> [Text segment]
===

Elizabeth "Jane" Shore (née Lambert) (c. 1445 – c. 1527) was one of the many mistresses of King Edward IV of England. She became the best-known to history through being later accused of conspiracy by the future King Richard III, and compelled to do public penance. She was also a sometime mistress of other noblemen, including Edward's stepson, Thomas Grey, 1st Marquess of Dorset, and William Hastings, 1st Baron Hastings but ended her life in bourgeois respectability.

Early life and first marriage 
Born in London in about 1445, Elizabeth Lambert was the daughter of a prosperous merchant, John Lambert (d.1487), and his wife Amy (d.1488), who was the daughter of a well-off grocer named Robert Marshall. The name "Jane", which has sometimes been attached to her, was the invention of a 17th-century playwright (Heywood), because during the course of the sixteenth century, her real first name was omitted, then forgotten by authors. The tradition must go further back, however, as on 28 August 1599 was licensed the History of the Life and Death of Master Shore and Jane Shore his Wife.

Spending time in her father's shop at a young age may have brought the young Elizabeth into contact with ladies of high rank. C.J.S. Thompson's highly romanticised biography, The Witchery of Jane Shore, the Rose of London: The Romance of a Royal Mistress (1933) claimed that she was able to observe their behaviour and gain an understanding of the manners of those higher ranking than herself. She was thought to have been highly intelligent, and as a result received an education that was not usually associated with a person of her class. Thompson also claimed that her beauty earned her the title of "The Rose of London" – although this is not mentioned in contemporary sources. According to Thomas More, writing when Shore was elderly, she had been fair of body though not tall; she was attractive to men more through her personality than her physical beauty, being intelligent, literate, merry and playful.

===

> [Dataset extract]
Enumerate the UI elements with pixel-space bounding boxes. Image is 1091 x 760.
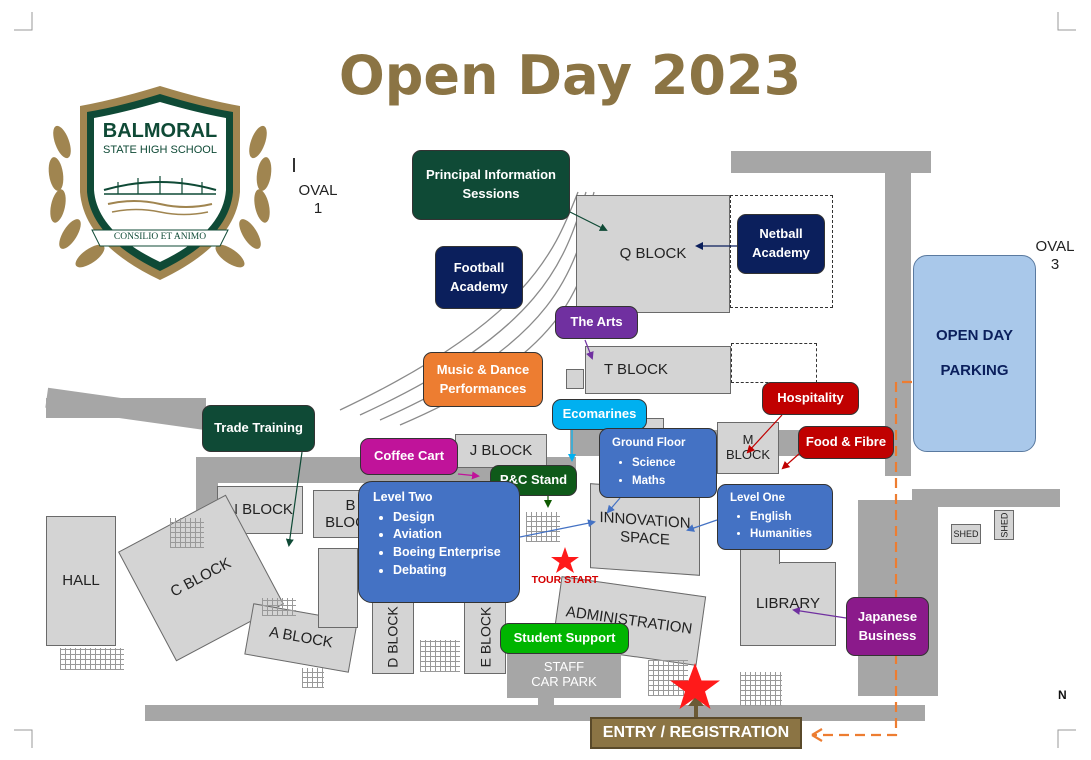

===

> [Stated problem]
Answer these questions from the Jane Shore passage:
(a) What was the name and occupation of Elizabeth Lambert's father?
(b) Which 17th-century playwright invented the name "Jane" for her?
(c) According to Thomas More, what qualities made her attractive to men?
The listing has no connection to the Jane Shore passage.

> [Answer to this task]
(a) John Lambert, a prosperous merchant.
(b) Heywood.
(c) Her personality: she was intelligent, literate, merry and playful.